Data entries for graphics:
════════
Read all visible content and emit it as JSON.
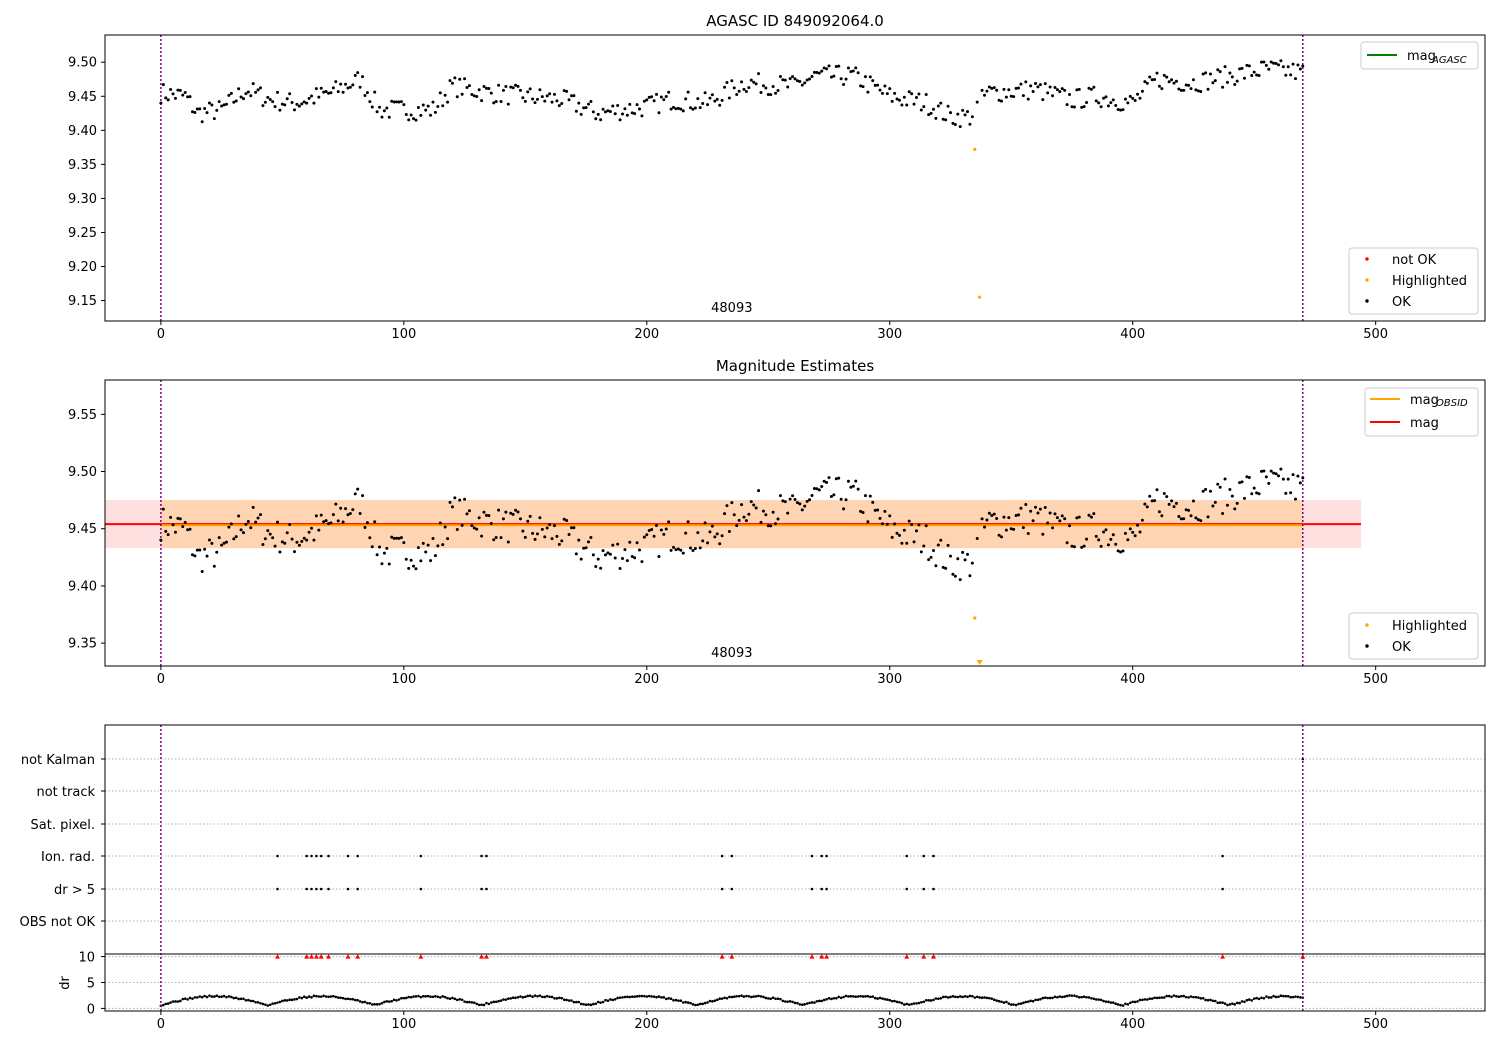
{
  "chart_data": [
    {
      "type": "scatter",
      "title": "AGASC ID 849092064.0",
      "xlim": [
        -23,
        545
      ],
      "ylim": [
        9.12,
        9.54
      ],
      "xticks": [
        0,
        100,
        200,
        300,
        400,
        500
      ],
      "yticks": [
        "9.15",
        "9.20",
        "9.25",
        "9.30",
        "9.35",
        "9.40",
        "9.45",
        "9.50"
      ],
      "ytick_values": [
        9.15,
        9.2,
        9.25,
        9.3,
        9.35,
        9.4,
        9.45,
        9.5
      ],
      "obsid_label": "48093",
      "obsid_label_x": 235,
      "obsid_boundaries": [
        0,
        470
      ],
      "legend_top": [
        {
          "label": "mag",
          "sub": "AGASC",
          "color": "#008000"
        }
      ],
      "legend_bottom": [
        {
          "label": "not OK",
          "color": "#ff0000"
        },
        {
          "label": "Highlighted",
          "color": "#ffa500"
        },
        {
          "label": "OK",
          "color": "#000000"
        }
      ],
      "series": [
        {
          "name": "Highlighted",
          "color": "#ffa500",
          "points": [
            [
              335,
              9.372
            ],
            [
              337,
              9.155
            ]
          ]
        }
      ]
    },
    {
      "type": "scatter",
      "title": "Magnitude Estimates",
      "xlim": [
        -23,
        545
      ],
      "ylim": [
        9.33,
        9.58
      ],
      "xticks": [
        0,
        100,
        200,
        300,
        400,
        500
      ],
      "yticks": [
        "9.35",
        "9.40",
        "9.45",
        "9.50",
        "9.55"
      ],
      "ytick_values": [
        9.35,
        9.4,
        9.45,
        9.5,
        9.55
      ],
      "obsid_label": "48093",
      "obsid_label_x": 235,
      "obsid_boundaries": [
        0,
        470
      ],
      "mag_line": 9.454,
      "mag_band": [
        9.433,
        9.475
      ],
      "mag_band_x": [
        -23,
        494
      ],
      "mag_obsid_line": 9.453,
      "mag_obsid_band": [
        9.433,
        9.475
      ],
      "mag_obsid_band_x": [
        0,
        470
      ],
      "legend_top": [
        {
          "label": "mag",
          "sub": "OBSID",
          "color": "#ffa500"
        },
        {
          "label": "mag",
          "sub": "",
          "color": "#ff0000"
        }
      ],
      "legend_bottom": [
        {
          "label": "Highlighted",
          "color": "#ffa500"
        },
        {
          "label": "OK",
          "color": "#000000"
        }
      ],
      "series": [
        {
          "name": "Highlighted",
          "color": "#ffa500",
          "points": [
            [
              335,
              9.372
            ]
          ],
          "offscale_x": [
            337
          ]
        }
      ]
    },
    {
      "type": "scatter",
      "title": "",
      "xlim": [
        -23,
        545
      ],
      "xticks": [
        0,
        100,
        200,
        300,
        400,
        500
      ],
      "flag_rows": [
        "not Kalman",
        "not track",
        "Sat. pixel.",
        "Ion. rad.",
        "dr > 5",
        "OBS not OK"
      ],
      "flag_points": {
        "Ion. rad.": [
          48,
          60,
          62,
          64,
          66,
          69,
          77,
          81,
          107,
          132,
          134,
          231,
          235,
          268,
          272,
          274,
          307,
          314,
          318,
          437
        ],
        "dr > 5": [
          48,
          60,
          62,
          64,
          66,
          69,
          77,
          81,
          107,
          132,
          134,
          231,
          235,
          268,
          272,
          274,
          307,
          314,
          318,
          437
        ],
        "not Kalman": [
          470
        ]
      },
      "dr_ylabel": "dr",
      "dr_yticks": [
        "0",
        "5",
        "10"
      ],
      "dr_ytick_values": [
        0,
        5,
        10
      ],
      "dr_ylim": [
        -0.5,
        10.5
      ],
      "dr_high_points": [
        48,
        60,
        62,
        64,
        66,
        69,
        77,
        81,
        107,
        132,
        134,
        231,
        235,
        268,
        272,
        274,
        307,
        314,
        318,
        437,
        470
      ],
      "dr_high_value": 10,
      "obsid_boundaries": [
        0,
        470
      ]
    }
  ]
}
════════
Omit all pictures while transcribing the entries verbatim.

> RESPONSE TO THE EXERCISE
Read all visible content and emit it as JSON.
{
  "chart_data": [
    {
      "type": "scatter",
      "title": "AGASC ID 849092064.0",
      "xlim": [
        -23,
        545
      ],
      "ylim": [
        9.12,
        9.54
      ],
      "xticks": [
        0,
        100,
        200,
        300,
        400,
        500
      ],
      "yticks": [
        "9.15",
        "9.20",
        "9.25",
        "9.30",
        "9.35",
        "9.40",
        "9.45",
        "9.50"
      ],
      "ytick_values": [
        9.15,
        9.2,
        9.25,
        9.3,
        9.35,
        9.4,
        9.45,
        9.5
      ],
      "obsid_label": "48093",
      "obsid_label_x": 235,
      "obsid_boundaries": [
        0,
        470
      ],
      "legend_top": [
        {
          "label": "mag",
          "sub": "AGASC",
          "color": "#008000"
        }
      ],
      "legend_bottom": [
        {
          "label": "not OK",
          "color": "#ff0000"
        },
        {
          "label": "Highlighted",
          "color": "#ffa500"
        },
        {
          "label": "OK",
          "color": "#000000"
        }
      ],
      "series": [
        {
          "name": "Highlighted",
          "color": "#ffa500",
          "points": [
            [
              335,
              9.372
            ],
            [
              337,
              9.155
            ]
          ]
        }
      ]
    },
    {
      "type": "scatter",
      "title": "Magnitude Estimates",
      "xlim": [
        -23,
        545
      ],
      "ylim": [
        9.33,
        9.58
      ],
      "xticks": [
        0,
        100,
        200,
        300,
        400,
        500
      ],
      "yticks": [
        "9.35",
        "9.40",
        "9.45",
        "9.50",
        "9.55"
      ],
      "ytick_values": [
        9.35,
        9.4,
        9.45,
        9.5,
        9.55
      ],
      "obsid_label": "48093",
      "obsid_label_x": 235,
      "obsid_boundaries": [
        0,
        470
      ],
      "mag_line": 9.454,
      "mag_band": [
        9.433,
        9.475
      ],
      "mag_band_x": [
        -23,
        494
      ],
      "mag_obsid_line": 9.453,
      "mag_obsid_band": [
        9.433,
        9.475
      ],
      "mag_obsid_band_x": [
        0,
        470
      ],
      "legend_top": [
        {
          "label": "mag",
          "sub": "OBSID",
          "color": "#ffa500"
        },
        {
          "label": "mag",
          "sub": "",
          "color": "#ff0000"
        }
      ],
      "legend_bottom": [
        {
          "label": "Highlighted",
          "color": "#ffa500"
        },
        {
          "label": "OK",
          "color": "#000000"
        }
      ],
      "series": [
        {
          "name": "Highlighted",
          "color": "#ffa500",
          "points": [
            [
              335,
              9.372
            ]
          ],
          "offscale_x": [
            337
          ]
        }
      ]
    },
    {
      "type": "scatter",
      "title": "",
      "xlim": [
        -23,
        545
      ],
      "xticks": [
        0,
        100,
        200,
        300,
        400,
        500
      ],
      "flag_rows": [
        "not Kalman",
        "not track",
        "Sat. pixel.",
        "Ion. rad.",
        "dr > 5",
        "OBS not OK"
      ],
      "flag_points": {
        "Ion. rad.": [
          48,
          60,
          62,
          64,
          66,
          69,
          77,
          81,
          107,
          132,
          134,
          231,
          235,
          268,
          272,
          274,
          307,
          314,
          318,
          437
        ],
        "dr > 5": [
          48,
          60,
          62,
          64,
          66,
          69,
          77,
          81,
          107,
          132,
          134,
          231,
          235,
          268,
          272,
          274,
          307,
          314,
          318,
          437
        ],
        "not Kalman": [
          470
        ]
      },
      "dr_ylabel": "dr",
      "dr_yticks": [
        "0",
        "5",
        "10"
      ],
      "dr_ytick_values": [
        0,
        5,
        10
      ],
      "dr_ylim": [
        -0.5,
        10.5
      ],
      "dr_high_points": [
        48,
        60,
        62,
        64,
        66,
        69,
        77,
        81,
        107,
        132,
        134,
        231,
        235,
        268,
        272,
        274,
        307,
        314,
        318,
        437,
        470
      ],
      "dr_high_value": 10,
      "obsid_boundaries": [
        0,
        470
      ]
    }
  ]
}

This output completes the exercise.